▼
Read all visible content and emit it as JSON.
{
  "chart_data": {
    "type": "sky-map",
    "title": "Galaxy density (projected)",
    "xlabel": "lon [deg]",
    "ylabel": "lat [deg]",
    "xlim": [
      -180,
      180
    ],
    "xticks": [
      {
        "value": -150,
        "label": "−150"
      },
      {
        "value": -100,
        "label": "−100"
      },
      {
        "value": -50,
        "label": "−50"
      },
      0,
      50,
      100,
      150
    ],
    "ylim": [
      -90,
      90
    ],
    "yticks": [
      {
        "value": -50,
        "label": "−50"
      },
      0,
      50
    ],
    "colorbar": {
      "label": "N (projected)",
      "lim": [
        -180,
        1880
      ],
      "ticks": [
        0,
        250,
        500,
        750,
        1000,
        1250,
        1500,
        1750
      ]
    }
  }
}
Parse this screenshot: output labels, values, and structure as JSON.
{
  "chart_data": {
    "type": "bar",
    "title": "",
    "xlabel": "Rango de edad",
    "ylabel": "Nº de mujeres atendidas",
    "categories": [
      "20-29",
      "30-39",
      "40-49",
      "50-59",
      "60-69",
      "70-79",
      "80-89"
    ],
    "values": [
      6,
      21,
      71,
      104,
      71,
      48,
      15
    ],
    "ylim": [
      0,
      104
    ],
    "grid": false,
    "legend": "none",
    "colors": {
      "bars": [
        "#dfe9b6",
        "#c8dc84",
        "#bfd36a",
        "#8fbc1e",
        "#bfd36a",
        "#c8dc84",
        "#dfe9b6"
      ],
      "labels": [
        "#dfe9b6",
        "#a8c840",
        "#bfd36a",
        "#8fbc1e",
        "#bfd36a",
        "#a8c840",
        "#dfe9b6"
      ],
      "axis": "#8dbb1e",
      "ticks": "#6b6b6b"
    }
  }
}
▲
WHAT YOU SHOULD DO:
In the entries above, find the lines containing the word "ylabel" and say how many there are, with no other words.

REPLY:
2